EXERCISE INSTRUCTIONS: Write out the listing beneath this instruction in its entirety, exactly as it reads.

RAW RECORDS:
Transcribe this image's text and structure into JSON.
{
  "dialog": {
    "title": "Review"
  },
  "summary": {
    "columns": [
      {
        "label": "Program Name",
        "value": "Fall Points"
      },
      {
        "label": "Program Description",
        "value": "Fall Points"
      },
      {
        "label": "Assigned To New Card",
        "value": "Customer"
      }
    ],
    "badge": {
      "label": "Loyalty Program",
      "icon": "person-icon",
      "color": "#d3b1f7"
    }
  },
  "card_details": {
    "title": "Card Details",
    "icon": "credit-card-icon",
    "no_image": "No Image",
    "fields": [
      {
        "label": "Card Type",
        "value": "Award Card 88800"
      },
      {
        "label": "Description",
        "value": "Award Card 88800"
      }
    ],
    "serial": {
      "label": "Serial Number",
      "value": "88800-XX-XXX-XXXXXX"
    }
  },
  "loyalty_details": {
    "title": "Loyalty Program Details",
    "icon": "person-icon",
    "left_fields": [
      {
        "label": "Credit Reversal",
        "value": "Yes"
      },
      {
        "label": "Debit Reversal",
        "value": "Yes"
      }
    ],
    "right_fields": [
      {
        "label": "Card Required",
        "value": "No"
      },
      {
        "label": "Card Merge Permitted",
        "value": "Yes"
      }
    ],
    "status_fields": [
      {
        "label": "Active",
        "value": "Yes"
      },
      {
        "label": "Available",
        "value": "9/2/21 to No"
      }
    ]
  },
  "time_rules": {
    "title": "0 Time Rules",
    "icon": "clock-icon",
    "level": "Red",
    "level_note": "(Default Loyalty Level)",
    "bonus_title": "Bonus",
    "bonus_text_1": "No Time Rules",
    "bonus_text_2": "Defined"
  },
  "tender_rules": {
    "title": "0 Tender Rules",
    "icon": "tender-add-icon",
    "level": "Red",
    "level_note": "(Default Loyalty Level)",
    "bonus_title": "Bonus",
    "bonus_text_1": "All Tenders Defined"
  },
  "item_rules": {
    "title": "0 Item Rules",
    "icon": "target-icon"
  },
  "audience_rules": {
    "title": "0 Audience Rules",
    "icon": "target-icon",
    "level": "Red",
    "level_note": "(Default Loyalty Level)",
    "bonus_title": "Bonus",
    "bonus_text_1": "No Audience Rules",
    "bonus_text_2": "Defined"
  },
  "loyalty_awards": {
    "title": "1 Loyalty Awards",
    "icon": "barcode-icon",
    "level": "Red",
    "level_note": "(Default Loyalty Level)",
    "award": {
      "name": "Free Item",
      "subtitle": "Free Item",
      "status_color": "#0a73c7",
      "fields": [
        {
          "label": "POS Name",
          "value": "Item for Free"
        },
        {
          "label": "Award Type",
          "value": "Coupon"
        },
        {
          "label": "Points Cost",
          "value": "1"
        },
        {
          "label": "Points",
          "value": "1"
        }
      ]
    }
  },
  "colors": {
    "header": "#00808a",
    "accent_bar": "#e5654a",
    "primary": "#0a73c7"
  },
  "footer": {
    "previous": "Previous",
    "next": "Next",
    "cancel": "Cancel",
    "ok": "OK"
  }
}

OUTPUT FOR THIS EXERCISE:
Transcribe this image's text and structure into JSON.
{
  "dialog": {
    "title": "Review"
  },
  "summary": {
    "columns": [
      {
        "label": "Program Name",
        "value": "Fall Points"
      },
      {
        "label": "Program Description",
        "value": "Fall Points"
      },
      {
        "label": "Assigned To New Card",
        "value": "Customer"
      }
    ],
    "badge": {
      "label": "Loyalty Program",
      "icon": "person-icon",
      "color": "#d3b1f7"
    }
  },
  "card_details": {
    "title": "Card Details",
    "icon": "credit-card-icon",
    "no_image": "No Image",
    "fields": [
      {
        "label": "Card Type",
        "value": "Award Card 88800"
      },
      {
        "label": "Description",
        "value": "Award Card 88800"
      }
    ],
    "serial": {
      "label": "Serial Number",
      "value": "88800-XX-XXX-XXXXXX"
    }
  },
  "loyalty_details": {
    "title": "Loyalty Program Details",
    "icon": "person-icon",
    "left_fields": [
      {
        "label": "Credit Reversal",
        "value": "Yes"
      },
      {
        "label": "Debit Reversal",
        "value": "Yes"
      }
    ],
    "right_fields": [
      {
        "label": "Card Required",
        "value": "No"
      },
      {
        "label": "Card Merge Permitted",
        "value": "Yes"
      }
    ],
    "status_fields": [
      {
        "label": "Active",
        "value": "Yes"
      },
      {
        "label": "Available",
        "value": "9/2/21 to No"
      }
    ]
  },
  "time_rules": {
    "title": "0 Time Rules",
    "icon": "clock-icon",
    "level": "Red",
    "level_note": "(Default Loyalty Level)",
    "bonus_title": "Bonus",
    "bonus_text_1": "No Time Rules",
    "bonus_text_2": "Defined"
  },
  "tender_rules": {
    "title": "0 Tender Rules",
    "icon": "tender-add-icon",
    "level": "Red",
    "level_note": "(Default Loyalty Level)",
    "bonus_title": "Bonus",
    "bonus_text_1": "All Tenders Defined"
  },
  "item_rules": {
    "title": "0 Item Rules",
    "icon": "target-icon"
  },
  "audience_rules": {
    "title": "0 Audience Rules",
    "icon": "target-icon",
    "level": "Red",
    "level_note": "(Default Loyalty Level)",
    "bonus_title": "Bonus",
    "bonus_text_1": "No Audience Rules",
    "bonus_text_2": "Defined"
  },
  "loyalty_awards": {
    "title": "1 Loyalty Awards",
    "icon": "barcode-icon",
    "level": "Red",
    "level_note": "(Default Loyalty Level)",
    "award": {
      "name": "Free Item",
      "subtitle": "Free Item",
      "status_color": "#0a73c7",
      "fields": [
        {
          "label": "POS Name",
          "value": "Item for Free"
        },
        {
          "label": "Award Type",
          "value": "Coupon"
        },
        {
          "label": "Points Cost",
          "value": "1"
        },
        {
          "label": "Points",
          "value": "1"
        }
      ]
    }
  },
  "colors": {
    "header": "#00808a",
    "accent_bar": "#e5654a",
    "primary": "#0a73c7"
  },
  "footer": {
    "previous": "Previous",
    "next": "Next",
    "cancel": "Cancel",
    "ok": "OK"
  }
}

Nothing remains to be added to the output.